Rapid was used for survey work at Port Adelaide, and in 1837 sailed to England under Capt. William George Field with G. S. Kingston on board to report to the Colonisation Commissioners on the needs of the Survey Department. She returned to Adelaide in June 1838. She subsequently made several trips to Launceston, Van Diemen's Land. Lloyd's Register for 1841 (published in 1840), still carried her master as Light and her owner as the Australian Company.

Fate
In 1840 Rapid was sold to Capt. Arthur Devlin. She was wrecked on a coral island near Rotuma early in the morning of 14 January 1841 while on a voyage from Port Jackson (Sydney), to China. All on board were rescued by Capt. Joseph Underwood of the whaling barque Avon, but not before their cargo and valuables had been appropriated by the island's traditional owners.

(Rows from a dataset)
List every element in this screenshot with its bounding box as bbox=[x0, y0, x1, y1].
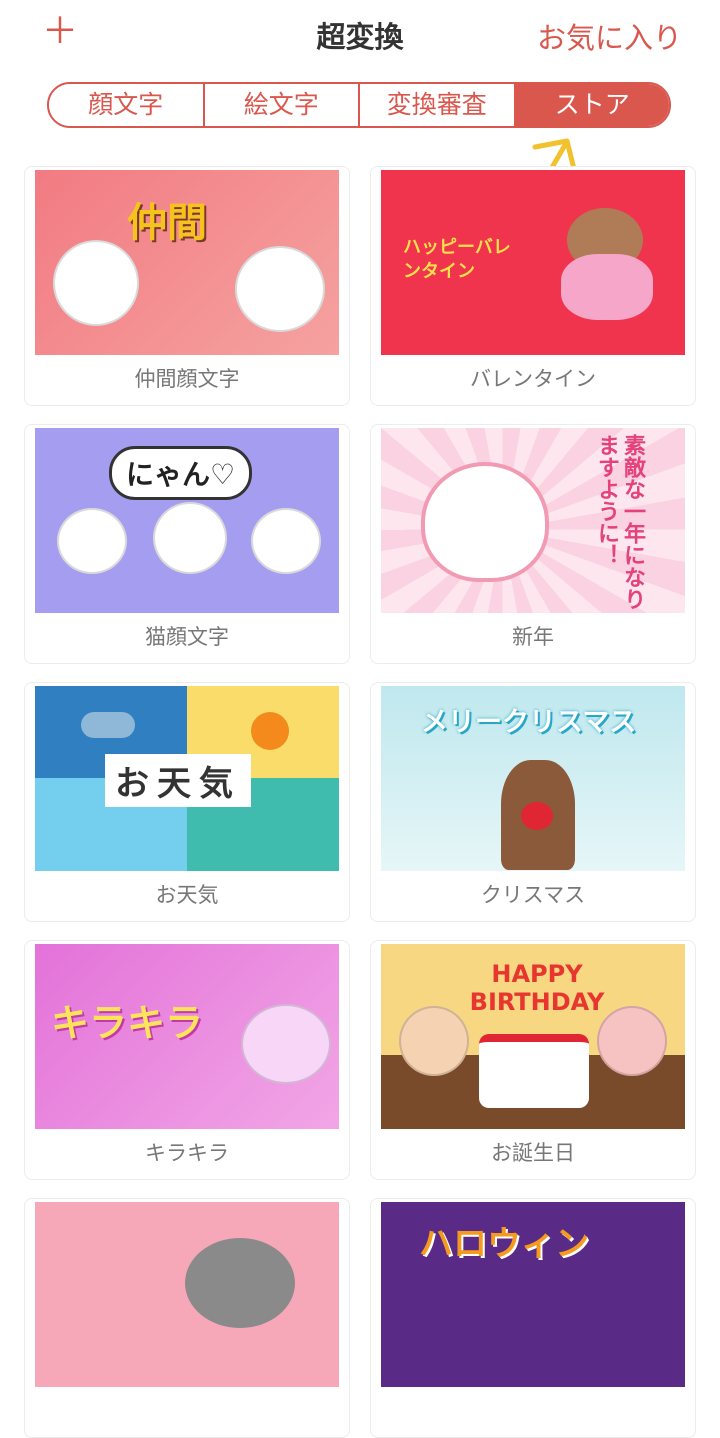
store-item-christmas[interactable]: メリークリスマス クリスマス bbox=[370, 682, 696, 922]
sun-icon bbox=[251, 712, 289, 750]
birthday-banner: HAPPY BIRTHDAY bbox=[381, 944, 685, 1129]
item-label: お天気 bbox=[155, 883, 219, 907]
cat-icon bbox=[251, 508, 321, 574]
store-item-nakama[interactable]: 仲間 仲間顔文字 bbox=[24, 166, 350, 406]
cat-icon bbox=[153, 502, 227, 574]
item-label: キラキラ bbox=[145, 1141, 229, 1165]
bear-icon bbox=[597, 1006, 667, 1076]
tab-kaomoji[interactable]: 顔文字 bbox=[49, 84, 205, 126]
christmas-banner: メリークリスマス bbox=[381, 686, 685, 871]
tab-emoji[interactable]: 絵文字 bbox=[204, 84, 360, 126]
segmented-tabs: 顔文字 絵文字 変換審査 ストア bbox=[47, 82, 671, 128]
heart-icon bbox=[561, 254, 653, 320]
red-nose-icon bbox=[521, 802, 553, 830]
store-item-birthday[interactable]: HAPPY BIRTHDAY お誕生日 bbox=[370, 940, 696, 1180]
item-label: バレンタイン bbox=[470, 367, 596, 391]
nakama-banner: 仲間 bbox=[35, 170, 339, 355]
rabbit-icon bbox=[53, 240, 139, 326]
valentine-banner: ハッピーバレンタイン bbox=[381, 170, 685, 355]
cat-icon bbox=[57, 508, 127, 574]
store-item-cat[interactable] bbox=[24, 1198, 350, 1438]
tab-store[interactable]: ストア bbox=[515, 84, 669, 126]
chick-icon bbox=[421, 462, 549, 582]
cat-icon bbox=[241, 1004, 331, 1084]
favorites-button[interactable]: お気に入り bbox=[537, 15, 682, 57]
item-label: 猫顔文字 bbox=[145, 625, 229, 649]
rabbit-icon bbox=[235, 246, 325, 332]
store-item-newyear[interactable]: 素敵な一年になりますように！ 新年 bbox=[370, 424, 696, 664]
store-item-kirakira[interactable]: キラキラ キラキラ bbox=[24, 940, 350, 1180]
item-label: 新年 bbox=[512, 625, 554, 649]
header-bar: ＋ 超変換 お気に入り bbox=[0, 0, 720, 70]
kirakira-banner: キラキラ bbox=[35, 944, 339, 1129]
store-item-weather[interactable]: お天気 お天気 bbox=[24, 682, 350, 922]
store-item-cat-kaomoji[interactable]: にゃん♡ 猫顔文字 bbox=[24, 424, 350, 664]
item-label: お誕生日 bbox=[491, 1141, 575, 1165]
item-label: 仲間顔文字 bbox=[134, 367, 240, 391]
cat-banner: にゃん♡ bbox=[35, 428, 339, 613]
cloud-icon bbox=[81, 712, 135, 738]
store-item-halloween[interactable]: ハロウィン bbox=[370, 1198, 696, 1438]
tab-conversion-review[interactable]: 変換審査 bbox=[360, 84, 516, 126]
bear-icon bbox=[399, 1006, 469, 1076]
halloween-banner: ハロウィン bbox=[381, 1202, 685, 1387]
newyear-banner: 素敵な一年になりますように！ bbox=[381, 428, 685, 613]
store-item-valentine[interactable]: ハッピーバレンタイン バレンタイン bbox=[370, 166, 696, 406]
cat-banner bbox=[35, 1202, 339, 1387]
cake-icon bbox=[479, 1034, 589, 1108]
weather-banner: お天気 bbox=[35, 686, 339, 871]
item-label: クリスマス bbox=[480, 883, 586, 907]
cat-icon bbox=[185, 1238, 295, 1328]
add-button[interactable]: ＋ bbox=[42, 12, 78, 52]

PROBLEMS TO WORK ON -
A: According to the text about the ship Rapid, who rescued everyone on board after the wreck?
B: In the text about the ship Rapid, swap "Capt." for "Captain" in the part that opens with the words containing "Rapid was used" and closes with "island's traditional owners.", then write out that part.
These rows have no connection to the text about the ship Rapid.

SOLUTIONS FOR EACH TASK -
A: Capt. Joseph Underwood of the whaling barque Avon

B:
Rapid was used for survey work at Port Adelaide, and in 1837 sailed to England under Captain William George Field with G. S. Kingston on board to report to the Colonisation Commissioners on the needs of the Survey Department. She returned to Adelaide in June 1838. She subsequently made several trips to Launceston, Van Diemen's Land. Lloyd's Register for 1841 (published in 1840), still carried her master as Light and her owner as the Australian Company.

Fate
In 1840 Rapid was sold to Captain Arthur Devlin. She was wrecked on a coral island near Rotuma early in the morning of 14 January 1841 while on a voyage from Port Jackson (Sydney), to China. All on board were rescued by Captain Joseph Underwood of the whaling barque Avon, but not before their cargo and valuables had been appropriated by the island's traditional owners.